[WHAT IS EXPECTED]
Filter the lines below, copying only those with the string "данных".

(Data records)
○ ○ ○ ○
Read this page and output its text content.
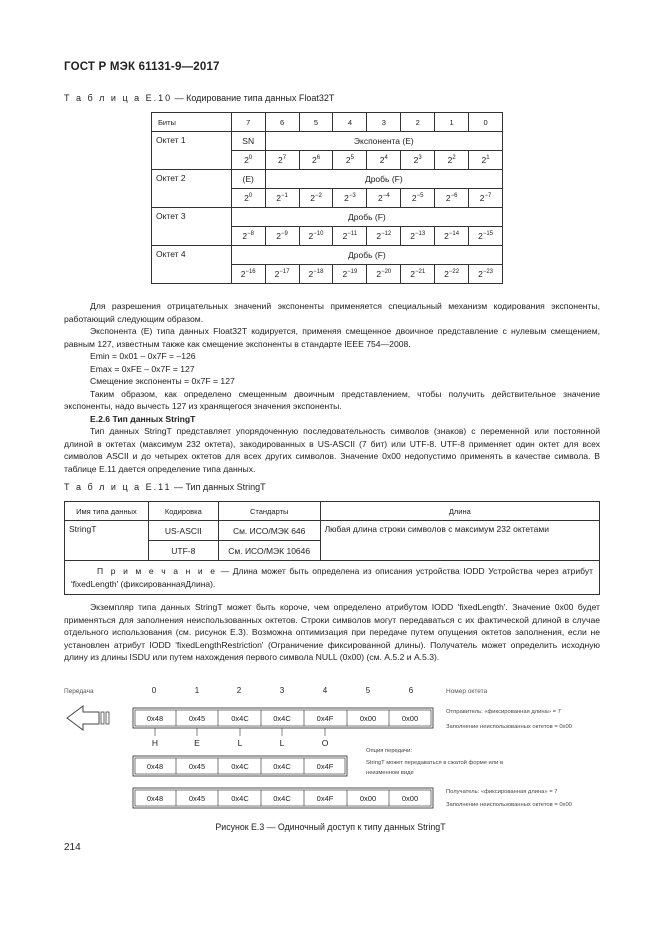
ГОСТ Р МЭК 61131-9—2017
Т а б л и ц а Е.10 — Кодирование типа данных Float32T
Биты	7	6	5	4	3	2	1	0
Октет 1	SN	Экспонента (E)						
	$2^0$	$2^7$	$2^6$	$2^5$	$2^4$	$2^3$	$2^2$	$2^1$
Октет 2	(E)	Дробь (F)						
	$2^0$	$2^{-1}$	$2^{-2}$	$2^{-3}$	$2^{-4}$	$2^{-5}$	$2^{-6}$	$2^{-7}$
Октет 3	Дробь (F)							
	$2^{-8}$	$2^{-9}$	$2^{-10}$	$2^{-11}$	$2^{-12}$	$2^{-13}$	$2^{-14}$	$2^{-15}$
Октет 4	Дробь (F)							
	$2^{-16}$	$2^{-17}$	$2^{-18}$	$2^{-19}$	$2^{-20}$	$2^{-21}$	$2^{-22}$	$2^{-23}$

Для разрешения отрицательных значений экспоненты применяется специальный механизм кодирования экспоненты, работающий следующим образом.

Экспонента (E) типа данных Float32T кодируется, применяя смещенное двоичное представление с нулевым смещением, равным 127, известным также как смещение экспоненты в стандарте IEEE 754—2008.

Emin = 0x01 – 0x7F = –126

Emax = 0xFE – 0x7F = 127

Смещение экспоненты = 0x7F = 127

Таким образом, как определено смещенным двоичным представлением, чтобы получить действительное значение экспоненты, надо вычесть 127 из хранящегося значения экспоненты.

E.2.6 Тип данных StringT

Тип данных StringT представляет упорядоченную последовательность символов (знаков) с переменной или постоянной длиной в октетах (максимум 232 октета), закодированных в US-ASCII (7 бит) или UTF-8. UTF-8 применяет один октет для всех символов ASCII и до четырех октетов для всех других символов. Значение 0x00 недопустимо применять в качестве символа. В таблице Е.11 дается определение типа данных.

Т а б л и ц а Е.11 — Тип данных StringT
Имя типа данных	Кодировка	Стандарты	Длина
StringT	US-ASCII	См. ИСО/МЭК 646	Любая длина строки символов с максимум 232 октетами
	UTF-8	См. ИСО/МЭК 10646	
П р и м е ч а н и е — Длина может быть определена из описания устройства IODD Устройства через атрибут 'fixedLength' (фиксированнаяДлина).			

Экземпляр типа данных StringT может быть короче, чем определено атрибутом IODD 'fixedLength'. Значение 0x00 будет применяться для заполнения неиспользованных октетов. Строки символов могут передаваться с их фактической длиной в случае отдельного использования (см. рисунок Е.3). Возможна оптимизация при передаче путем опущения октетов заполнения, если не установлен атрибут IODD 'fixedLengthRestriction' (Ограничение фиксированной длины). Получатель может определить исходную длину из длины ISDU или путем нахождения первого символа NULL (0x00) (см. А.5.2 и А.5.3).

Передача	Номер октета
0	1	2	3	4	5	6
0x48	0x45	0x4C	0x4C	0x4F	0x00	0x00
Отправитель: «фиксированная длина» = 7
Заполнение неиспользованных октетов = 0x00
H	E	L	L	O
0x48	0x45	0x4C	0x4C	0x4F
Опция передачи:
StringT может передаваться в сжатой форме или в
неизменном виде
0x48	0x45	0x4C	0x4C	0x4F	0x00	0x00
Получатель: «фиксированная длина» = 7
Заполнение неиспользованных октетов = 0x00
Рисунок Е.3 — Одиночный доступ к типу данных StringT
214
○ ○ ○ ○
[ANSWER TO THIS PROBLEM]
Т а б л и ц а Е.10 — Кодирование типа данных Float32T
Экспонента (E) типа данных Float32T кодируется, применяя смещенное двоичное представление с нулевым смещением, равным 127, известным также как смещение экспоненты в стандарте IEEE 754—2008.
E.2.6 Тип данных StringT
Тип данных StringT представляет упорядоченную последовательность символов (знаков) с переменной или постоянной длиной в октетах (максимум 232 октета), закодированных в US-ASCII (7 бит) или UTF-8. UTF-8 применяет один октет для всех символов ASCII и до четырех октетов для всех других символов. Значение 0x00 недопустимо применять в качестве символа. В таблице Е.11 дается определение типа данных.
Т а б л и ц а Е.11 — Тип данных StringT
Имя типа данных	Кодировка	Стандарты	Длина
Экземпляр типа данных StringT может быть короче, чем определено атрибутом IODD 'fixedLength'. Значение 0x00 будет применяться для заполнения неиспользованных октетов. Строки символов могут передаваться с их фактической длиной в случае отдельного использования (см. рисунок Е.3). Возможна оптимизация при передаче путем опущения октетов заполнения, если не установлен атрибут IODD 'fixedLengthRestriction' (Ограничение фиксированной длины). Получатель может определить исходную длину из длины ISDU или путем нахождения первого символа NULL (0x00) (см. А.5.2 и А.5.3).
Рисунок Е.3 — Одиночный доступ к типу данных StringT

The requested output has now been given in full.